Work to be completed: Examine the entries below, count the lines holding the string "Requirement", and respond with the number only.

=== Data for the task ===

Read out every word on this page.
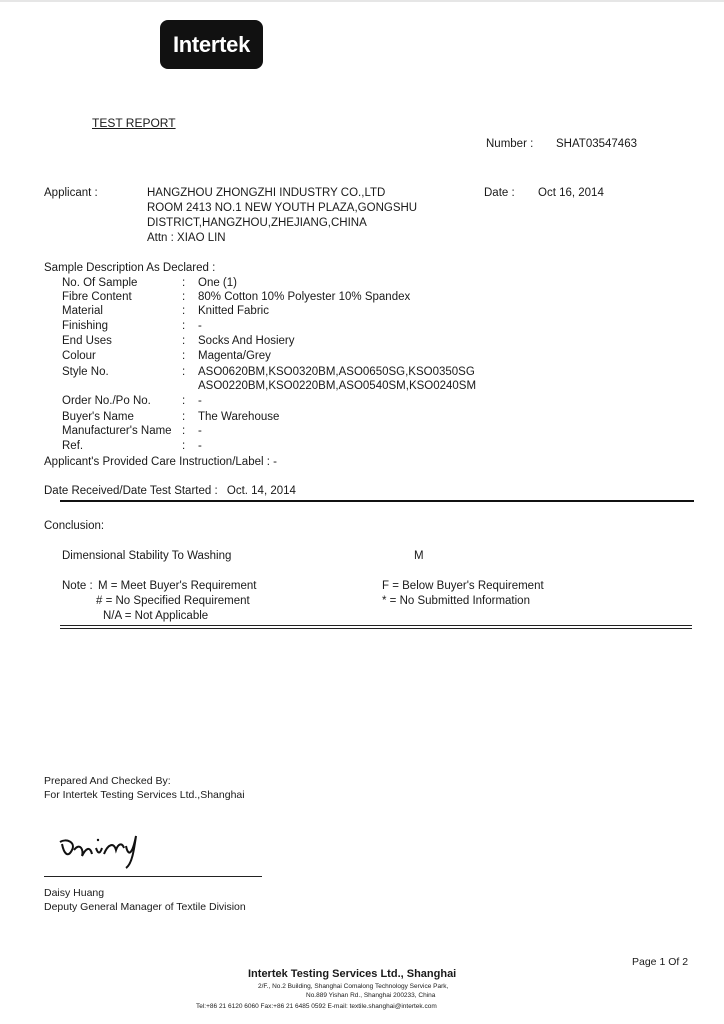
Intertek
TEST REPORT
Number : SHAT03547463
Applicant :	HANGZHOU ZHONGZHI INDUSTRY CO.,LTD
ROOM 2413 NO.1 NEW YOUTH PLAZA,GONGSHU
DISTRICT,HANGZHOU,ZHEJIANG,CHINA
Attn : XIAO LIN
Date : Oct 16, 2014
Sample Description As Declared :
No. Of Sample	: One (1)
Fibre Content	: 80% Cotton 10% Polyester 10% Spandex
Material	: Knitted Fabric
Finishing	: -
End Uses	: Socks And Hosiery
Colour	: Magenta/Grey
Style No.	: ASO0620BM,KSO0320BM,ASO0650SG,KSO0350SG
ASO0220BM,KSO0220BM,ASO0540SM,KSO0240SM
Order No./Po No.	: -
Buyer's Name	: The Warehouse
Manufacturer's Name : -
Ref.	: -
Applicant's Provided Care Instruction/Label : -
Date Received/Date Test Started : Oct. 14, 2014
Conclusion:
Dimensional Stability To Washing	M
Note : M = Meet Buyer's Requirement
# = No Specified Requirement
N/A = Not Applicable
F = Below Buyer's Requirement
* = No Submitted Information
Prepared And Checked By:
For Intertek Testing Services Ltd.,Shanghai
Daisy Huang
Deputy General Manager of Textile Division
Page 1 Of 2
Intertek Testing Services Ltd., Shanghai
2/F., No.2 Building, Shanghai Comalong Technology Service Park,
No.889 Yishan Rd., Shanghai 200233, China
Tel:+86 21 6120 6060 Fax:+86 21 6485 0592 E-mail: textile.shanghai@intertek.com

===

Correct answer: 3